Copy each line containing the word "title" from the records that follow, please.
=== Raw data ===
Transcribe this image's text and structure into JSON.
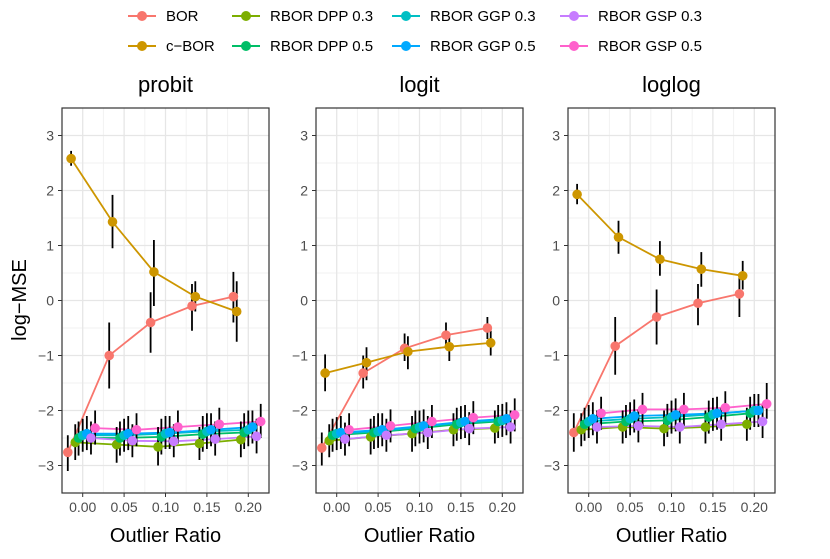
{
  "colors": {
    "BOR": "#F8766D",
    "c-BOR": "#CD9600",
    "RBOR DPP 0.3": "#7CAE00",
    "RBOR DPP 0.5": "#00BE67",
    "RBOR GGP 0.3": "#00BFC4",
    "RBOR GGP 0.5": "#00A9FF",
    "RBOR GSP 0.3": "#C77CFF",
    "RBOR GSP 0.5": "#FF61CC"
  },
  "legend": [
    {
      "label": "BOR",
      "key": "BOR"
    },
    {
      "label": "RBOR DPP 0.3",
      "key": "RBOR DPP 0.3"
    },
    {
      "label": "RBOR GGP 0.3",
      "key": "RBOR GGP 0.3"
    },
    {
      "label": "RBOR GSP 0.3",
      "key": "RBOR GSP 0.3"
    },
    {
      "label": "c−BOR",
      "key": "c-BOR"
    },
    {
      "label": "RBOR DPP 0.5",
      "key": "RBOR DPP 0.5"
    },
    {
      "label": "RBOR GGP 0.5",
      "key": "RBOR GGP 0.5"
    },
    {
      "label": "RBOR GSP 0.5",
      "key": "RBOR GSP 0.5"
    }
  ],
  "chart_data": [
    {
      "type": "line",
      "title": "probit",
      "xlabel": "Outlier Ratio",
      "ylabel": "log−MSE",
      "xlim": [
        -0.025,
        0.225
      ],
      "ylim": [
        -3.5,
        3.5
      ],
      "xticks": [
        "0.00",
        "0.05",
        "0.10",
        "0.15",
        "0.20"
      ],
      "yticks": [
        "−3",
        "−2",
        "−1",
        "0",
        "1",
        "2",
        "3"
      ],
      "grid": true,
      "x": [
        0,
        0.05,
        0.1,
        0.15,
        0.2
      ],
      "series": [
        {
          "name": "BOR",
          "values": [
            -2.76,
            -1.0,
            -0.4,
            -0.1,
            0.07
          ],
          "lo": [
            -3.1,
            -1.6,
            -0.95,
            -0.55,
            -0.4
          ],
          "hi": [
            -2.45,
            -0.4,
            0.15,
            0.3,
            0.52
          ]
        },
        {
          "name": "c-BOR",
          "values": [
            2.58,
            1.43,
            0.52,
            0.07,
            -0.2
          ],
          "lo": [
            2.45,
            0.95,
            -0.1,
            -0.2,
            -0.75
          ],
          "hi": [
            2.72,
            1.92,
            1.1,
            0.35,
            0.35
          ]
        },
        {
          "name": "RBOR DPP 0.3",
          "values": [
            -2.58,
            -2.62,
            -2.66,
            -2.6,
            -2.53
          ],
          "lo": [
            -2.9,
            -2.95,
            -3.0,
            -2.9,
            -2.85
          ],
          "hi": [
            -2.25,
            -2.3,
            -2.3,
            -2.3,
            -2.2
          ]
        },
        {
          "name": "RBOR DPP 0.5",
          "values": [
            -2.5,
            -2.5,
            -2.48,
            -2.43,
            -2.4
          ],
          "lo": [
            -2.82,
            -2.82,
            -2.8,
            -2.75,
            -2.7
          ],
          "hi": [
            -2.2,
            -2.2,
            -2.15,
            -2.1,
            -2.05
          ]
        },
        {
          "name": "RBOR GGP 0.3",
          "values": [
            -2.45,
            -2.45,
            -2.42,
            -2.38,
            -2.35
          ],
          "lo": [
            -2.75,
            -2.75,
            -2.7,
            -2.7,
            -2.65
          ],
          "hi": [
            -2.15,
            -2.15,
            -2.1,
            -2.05,
            -2.0
          ]
        },
        {
          "name": "RBOR GGP 0.5",
          "values": [
            -2.42,
            -2.42,
            -2.4,
            -2.35,
            -2.3
          ],
          "lo": [
            -2.72,
            -2.72,
            -2.7,
            -2.65,
            -2.6
          ],
          "hi": [
            -2.1,
            -2.1,
            -2.1,
            -2.05,
            -2.0
          ]
        },
        {
          "name": "RBOR GSP 0.3",
          "values": [
            -2.5,
            -2.55,
            -2.56,
            -2.52,
            -2.47
          ],
          "lo": [
            -2.8,
            -2.85,
            -2.85,
            -2.82,
            -2.78
          ],
          "hi": [
            -2.2,
            -2.25,
            -2.25,
            -2.2,
            -2.15
          ]
        },
        {
          "name": "RBOR GSP 0.5",
          "values": [
            -2.32,
            -2.35,
            -2.3,
            -2.25,
            -2.2
          ],
          "lo": [
            -2.62,
            -2.65,
            -2.6,
            -2.55,
            -2.5
          ],
          "hi": [
            -2.0,
            -2.05,
            -2.0,
            -1.95,
            -1.88
          ]
        }
      ]
    },
    {
      "type": "line",
      "title": "logit",
      "xlabel": "Outlier Ratio",
      "ylabel": "",
      "xlim": [
        -0.025,
        0.225
      ],
      "ylim": [
        -3.5,
        3.5
      ],
      "xticks": [
        "0.00",
        "0.05",
        "0.10",
        "0.15",
        "0.20"
      ],
      "yticks": [
        "−3",
        "−2",
        "−1",
        "0",
        "1",
        "2",
        "3"
      ],
      "grid": true,
      "x": [
        0,
        0.05,
        0.1,
        0.15,
        0.2
      ],
      "series": [
        {
          "name": "BOR",
          "values": [
            -2.68,
            -1.32,
            -0.87,
            -0.63,
            -0.5
          ],
          "lo": [
            -3.0,
            -1.6,
            -1.1,
            -0.85,
            -0.7
          ],
          "hi": [
            -2.4,
            -1.0,
            -0.6,
            -0.4,
            -0.3
          ]
        },
        {
          "name": "c-BOR",
          "values": [
            -1.32,
            -1.13,
            -0.93,
            -0.84,
            -0.77
          ],
          "lo": [
            -1.65,
            -1.45,
            -1.25,
            -1.1,
            -1.0
          ],
          "hi": [
            -0.98,
            -0.85,
            -0.65,
            -0.6,
            -0.55
          ]
        },
        {
          "name": "RBOR DPP 0.3",
          "values": [
            -2.55,
            -2.48,
            -2.42,
            -2.35,
            -2.32
          ],
          "lo": [
            -2.85,
            -2.8,
            -2.75,
            -2.65,
            -2.6
          ],
          "hi": [
            -2.25,
            -2.15,
            -2.1,
            -2.05,
            -2.0
          ]
        },
        {
          "name": "RBOR DPP 0.5",
          "values": [
            -2.45,
            -2.4,
            -2.33,
            -2.25,
            -2.2
          ],
          "lo": [
            -2.75,
            -2.7,
            -2.65,
            -2.55,
            -2.5
          ],
          "hi": [
            -2.15,
            -2.1,
            -2.0,
            -1.95,
            -1.9
          ]
        },
        {
          "name": "RBOR GGP 0.3",
          "values": [
            -2.42,
            -2.38,
            -2.3,
            -2.22,
            -2.18
          ],
          "lo": [
            -2.72,
            -2.68,
            -2.6,
            -2.52,
            -2.48
          ],
          "hi": [
            -2.12,
            -2.05,
            -2.0,
            -1.92,
            -1.88
          ]
        },
        {
          "name": "RBOR GGP 0.5",
          "values": [
            -2.4,
            -2.35,
            -2.28,
            -2.2,
            -2.15
          ],
          "lo": [
            -2.7,
            -2.65,
            -2.58,
            -2.5,
            -2.45
          ],
          "hi": [
            -2.1,
            -2.05,
            -1.98,
            -1.9,
            -1.85
          ]
        },
        {
          "name": "RBOR GSP 0.3",
          "values": [
            -2.52,
            -2.45,
            -2.4,
            -2.33,
            -2.3
          ],
          "lo": [
            -2.82,
            -2.75,
            -2.7,
            -2.63,
            -2.6
          ],
          "hi": [
            -2.22,
            -2.15,
            -2.1,
            -2.03,
            -2.0
          ]
        },
        {
          "name": "RBOR GSP 0.5",
          "values": [
            -2.35,
            -2.28,
            -2.2,
            -2.13,
            -2.08
          ],
          "lo": [
            -2.65,
            -2.58,
            -2.5,
            -2.43,
            -2.38
          ],
          "hi": [
            -2.05,
            -1.98,
            -1.9,
            -1.83,
            -1.78
          ]
        }
      ]
    },
    {
      "type": "line",
      "title": "loglog",
      "xlabel": "Outlier Ratio",
      "ylabel": "",
      "xlim": [
        -0.025,
        0.225
      ],
      "ylim": [
        -3.5,
        3.5
      ],
      "xticks": [
        "0.00",
        "0.05",
        "0.10",
        "0.15",
        "0.20"
      ],
      "yticks": [
        "−3",
        "−2",
        "−1",
        "0",
        "1",
        "2",
        "3"
      ],
      "grid": true,
      "x": [
        0,
        0.05,
        0.1,
        0.15,
        0.2
      ],
      "series": [
        {
          "name": "BOR",
          "values": [
            -2.4,
            -0.83,
            -0.3,
            -0.05,
            0.12
          ],
          "lo": [
            -2.75,
            -1.35,
            -0.8,
            -0.45,
            -0.3
          ],
          "hi": [
            -2.05,
            -0.3,
            0.2,
            0.3,
            0.5
          ]
        },
        {
          "name": "c-BOR",
          "values": [
            1.93,
            1.15,
            0.75,
            0.57,
            0.45
          ],
          "lo": [
            1.75,
            0.85,
            0.45,
            0.25,
            0.2
          ],
          "hi": [
            2.12,
            1.45,
            1.08,
            0.88,
            0.72
          ]
        },
        {
          "name": "RBOR DPP 0.3",
          "values": [
            -2.35,
            -2.3,
            -2.33,
            -2.3,
            -2.25
          ],
          "lo": [
            -2.65,
            -2.6,
            -2.65,
            -2.6,
            -2.55
          ],
          "hi": [
            -2.05,
            -2.0,
            -2.0,
            -2.0,
            -1.95
          ]
        },
        {
          "name": "RBOR DPP 0.5",
          "values": [
            -2.25,
            -2.2,
            -2.18,
            -2.12,
            -2.05
          ],
          "lo": [
            -2.55,
            -2.5,
            -2.48,
            -2.42,
            -2.35
          ],
          "hi": [
            -1.95,
            -1.9,
            -1.88,
            -1.82,
            -1.75
          ]
        },
        {
          "name": "RBOR GGP 0.3",
          "values": [
            -2.2,
            -2.15,
            -2.12,
            -2.07,
            -2.0
          ],
          "lo": [
            -2.5,
            -2.45,
            -2.42,
            -2.37,
            -2.3
          ],
          "hi": [
            -1.9,
            -1.85,
            -1.82,
            -1.77,
            -1.7
          ]
        },
        {
          "name": "RBOR GGP 0.5",
          "values": [
            -2.15,
            -2.1,
            -2.08,
            -2.05,
            -2.0
          ],
          "lo": [
            -2.45,
            -2.4,
            -2.38,
            -2.35,
            -2.3
          ],
          "hi": [
            -1.85,
            -1.8,
            -1.78,
            -1.75,
            -1.7
          ]
        },
        {
          "name": "RBOR GSP 0.3",
          "values": [
            -2.3,
            -2.28,
            -2.3,
            -2.25,
            -2.2
          ],
          "lo": [
            -2.6,
            -2.58,
            -2.6,
            -2.55,
            -2.5
          ],
          "hi": [
            -2.0,
            -1.98,
            -2.0,
            -1.95,
            -1.9
          ]
        },
        {
          "name": "RBOR GSP 0.5",
          "values": [
            -2.05,
            -1.98,
            -1.98,
            -1.95,
            -1.88
          ],
          "lo": [
            -2.35,
            -2.28,
            -2.28,
            -2.25,
            -2.15
          ],
          "hi": [
            -1.75,
            -1.68,
            -1.68,
            -1.65,
            -1.5
          ]
        }
      ]
    }
  ]
}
===
> _Expected answer_
      "title": "probit",
      "title": "logit",
      "title": "loglog",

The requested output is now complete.